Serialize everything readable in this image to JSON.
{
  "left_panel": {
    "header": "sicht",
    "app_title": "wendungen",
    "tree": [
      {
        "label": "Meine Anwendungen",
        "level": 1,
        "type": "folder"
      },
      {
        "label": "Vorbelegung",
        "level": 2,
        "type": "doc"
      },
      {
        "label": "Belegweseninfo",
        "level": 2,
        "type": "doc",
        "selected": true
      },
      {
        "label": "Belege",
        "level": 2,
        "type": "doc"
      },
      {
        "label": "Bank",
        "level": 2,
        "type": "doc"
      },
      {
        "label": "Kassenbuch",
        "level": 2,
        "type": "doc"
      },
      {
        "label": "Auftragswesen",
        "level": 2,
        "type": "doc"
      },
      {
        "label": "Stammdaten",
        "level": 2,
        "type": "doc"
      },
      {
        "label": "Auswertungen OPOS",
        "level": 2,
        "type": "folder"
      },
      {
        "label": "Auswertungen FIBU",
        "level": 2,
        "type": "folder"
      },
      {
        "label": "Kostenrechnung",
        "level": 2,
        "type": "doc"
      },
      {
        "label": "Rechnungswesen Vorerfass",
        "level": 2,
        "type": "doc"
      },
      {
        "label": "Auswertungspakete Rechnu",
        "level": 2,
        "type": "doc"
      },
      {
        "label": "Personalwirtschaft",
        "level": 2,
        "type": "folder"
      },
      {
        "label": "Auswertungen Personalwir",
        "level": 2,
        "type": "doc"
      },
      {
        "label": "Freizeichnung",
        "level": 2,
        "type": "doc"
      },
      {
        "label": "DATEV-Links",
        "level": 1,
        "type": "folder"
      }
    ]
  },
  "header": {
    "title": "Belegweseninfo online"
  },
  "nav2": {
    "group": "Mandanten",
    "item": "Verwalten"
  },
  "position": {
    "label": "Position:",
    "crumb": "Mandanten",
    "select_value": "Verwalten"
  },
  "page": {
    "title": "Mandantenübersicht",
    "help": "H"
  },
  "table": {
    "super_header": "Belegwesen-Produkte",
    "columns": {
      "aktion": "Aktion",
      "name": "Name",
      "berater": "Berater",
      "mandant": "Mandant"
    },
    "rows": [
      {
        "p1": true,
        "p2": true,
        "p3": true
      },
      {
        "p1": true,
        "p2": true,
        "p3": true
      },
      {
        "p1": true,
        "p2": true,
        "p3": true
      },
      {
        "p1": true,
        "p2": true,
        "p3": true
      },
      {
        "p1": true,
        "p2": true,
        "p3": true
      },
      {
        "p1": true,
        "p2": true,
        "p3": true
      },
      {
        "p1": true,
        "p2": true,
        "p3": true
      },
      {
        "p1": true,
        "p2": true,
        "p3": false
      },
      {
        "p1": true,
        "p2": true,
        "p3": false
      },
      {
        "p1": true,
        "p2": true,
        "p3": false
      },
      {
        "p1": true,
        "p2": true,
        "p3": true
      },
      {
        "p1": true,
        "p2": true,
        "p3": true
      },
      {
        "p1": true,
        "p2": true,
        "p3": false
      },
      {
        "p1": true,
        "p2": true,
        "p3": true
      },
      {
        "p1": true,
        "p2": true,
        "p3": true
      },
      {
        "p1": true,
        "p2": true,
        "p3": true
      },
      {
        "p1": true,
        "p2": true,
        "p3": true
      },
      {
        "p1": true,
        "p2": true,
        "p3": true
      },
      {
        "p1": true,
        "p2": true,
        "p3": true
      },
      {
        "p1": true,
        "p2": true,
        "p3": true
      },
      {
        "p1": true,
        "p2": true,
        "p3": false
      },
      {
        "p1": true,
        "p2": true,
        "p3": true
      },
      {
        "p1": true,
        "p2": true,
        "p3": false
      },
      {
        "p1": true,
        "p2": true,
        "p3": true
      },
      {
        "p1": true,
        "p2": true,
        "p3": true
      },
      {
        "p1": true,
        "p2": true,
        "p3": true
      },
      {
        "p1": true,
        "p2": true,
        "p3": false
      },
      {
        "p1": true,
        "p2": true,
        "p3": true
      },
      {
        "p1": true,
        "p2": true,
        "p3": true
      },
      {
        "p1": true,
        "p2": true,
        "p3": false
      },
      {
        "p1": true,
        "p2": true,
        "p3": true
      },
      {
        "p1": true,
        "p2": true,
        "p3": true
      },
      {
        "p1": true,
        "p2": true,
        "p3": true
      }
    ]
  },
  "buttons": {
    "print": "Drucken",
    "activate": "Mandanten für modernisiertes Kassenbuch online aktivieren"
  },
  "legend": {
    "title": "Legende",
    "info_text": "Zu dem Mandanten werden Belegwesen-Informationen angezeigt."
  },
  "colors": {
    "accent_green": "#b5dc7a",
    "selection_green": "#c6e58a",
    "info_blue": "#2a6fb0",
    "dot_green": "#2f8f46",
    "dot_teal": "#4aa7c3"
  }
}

_____

Extract the complete listing verbatim.

▸ Correct response:
Serialize everything readable in this image to JSON.
{
  "left_panel": {
    "header": "sicht",
    "app_title": "wendungen",
    "tree": [
      {
        "label": "Meine Anwendungen",
        "level": 1,
        "type": "folder"
      },
      {
        "label": "Vorbelegung",
        "level": 2,
        "type": "doc"
      },
      {
        "label": "Belegweseninfo",
        "level": 2,
        "type": "doc",
        "selected": true
      },
      {
        "label": "Belege",
        "level": 2,
        "type": "doc"
      },
      {
        "label": "Bank",
        "level": 2,
        "type": "doc"
      },
      {
        "label": "Kassenbuch",
        "level": 2,
        "type": "doc"
      },
      {
        "label": "Auftragswesen",
        "level": 2,
        "type": "doc"
      },
      {
        "label": "Stammdaten",
        "level": 2,
        "type": "doc"
      },
      {
        "label": "Auswertungen OPOS",
        "level": 2,
        "type": "folder"
      },
      {
        "label": "Auswertungen FIBU",
        "level": 2,
        "type": "folder"
      },
      {
        "label": "Kostenrechnung",
        "level": 2,
        "type": "doc"
      },
      {
        "label": "Rechnungswesen Vorerfass",
        "level": 2,
        "type": "doc"
      },
      {
        "label": "Auswertungspakete Rechnu",
        "level": 2,
        "type": "doc"
      },
      {
        "label": "Personalwirtschaft",
        "level": 2,
        "type": "folder"
      },
      {
        "label": "Auswertungen Personalwir",
        "level": 2,
        "type": "doc"
      },
      {
        "label": "Freizeichnung",
        "level": 2,
        "type": "doc"
      },
      {
        "label": "DATEV-Links",
        "level": 1,
        "type": "folder"
      }
    ]
  },
  "header": {
    "title": "Belegweseninfo online"
  },
  "nav2": {
    "group": "Mandanten",
    "item": "Verwalten"
  },
  "position": {
    "label": "Position:",
    "crumb": "Mandanten",
    "select_value": "Verwalten"
  },
  "page": {
    "title": "Mandantenübersicht",
    "help": "H"
  },
  "table": {
    "super_header": "Belegwesen-Produkte",
    "columns": {
      "aktion": "Aktion",
      "name": "Name",
      "berater": "Berater",
      "mandant": "Mandant"
    },
    "rows": [
      {
        "p1": true,
        "p2": true,
        "p3": true
      },
      {
        "p1": true,
        "p2": true,
        "p3": true
      },
      {
        "p1": true,
        "p2": true,
        "p3": true
      },
      {
        "p1": true,
        "p2": true,
        "p3": true
      },
      {
        "p1": true,
        "p2": true,
        "p3": true
      },
      {
        "p1": true,
        "p2": true,
        "p3": true
      },
      {
        "p1": true,
        "p2": true,
        "p3": true
      },
      {
        "p1": true,
        "p2": true,
        "p3": false
      },
      {
        "p1": true,
        "p2": true,
        "p3": false
      },
      {
        "p1": true,
        "p2": true,
        "p3": false
      },
      {
        "p1": true,
        "p2": true,
        "p3": true
      },
      {
        "p1": true,
        "p2": true,
        "p3": true
      },
      {
        "p1": true,
        "p2": true,
        "p3": false
      },
      {
        "p1": true,
        "p2": true,
        "p3": true
      },
      {
        "p1": true,
        "p2": true,
        "p3": true
      },
      {
        "p1": true,
        "p2": true,
        "p3": true
      },
      {
        "p1": true,
        "p2": true,
        "p3": true
      },
      {
        "p1": true,
        "p2": true,
        "p3": true
      },
      {
        "p1": true,
        "p2": true,
        "p3": true
      },
      {
        "p1": true,
        "p2": true,
        "p3": true
      },
      {
        "p1": true,
        "p2": true,
        "p3": false
      },
      {
        "p1": true,
        "p2": true,
        "p3": true
      },
      {
        "p1": true,
        "p2": true,
        "p3": false
      },
      {
        "p1": true,
        "p2": true,
        "p3": true
      },
      {
        "p1": true,
        "p2": true,
        "p3": true
      },
      {
        "p1": true,
        "p2": true,
        "p3": true
      },
      {
        "p1": true,
        "p2": true,
        "p3": false
      },
      {
        "p1": true,
        "p2": true,
        "p3": true
      },
      {
        "p1": true,
        "p2": true,
        "p3": true
      },
      {
        "p1": true,
        "p2": true,
        "p3": false
      },
      {
        "p1": true,
        "p2": true,
        "p3": true
      },
      {
        "p1": true,
        "p2": true,
        "p3": true
      },
      {
        "p1": true,
        "p2": true,
        "p3": true
      }
    ]
  },
  "buttons": {
    "print": "Drucken",
    "activate": "Mandanten für modernisiertes Kassenbuch online aktivieren"
  },
  "legend": {
    "title": "Legende",
    "info_text": "Zu dem Mandanten werden Belegwesen-Informationen angezeigt."
  },
  "colors": {
    "accent_green": "#b5dc7a",
    "selection_green": "#c6e58a",
    "info_blue": "#2a6fb0",
    "dot_green": "#2f8f46",
    "dot_teal": "#4aa7c3"
  }
}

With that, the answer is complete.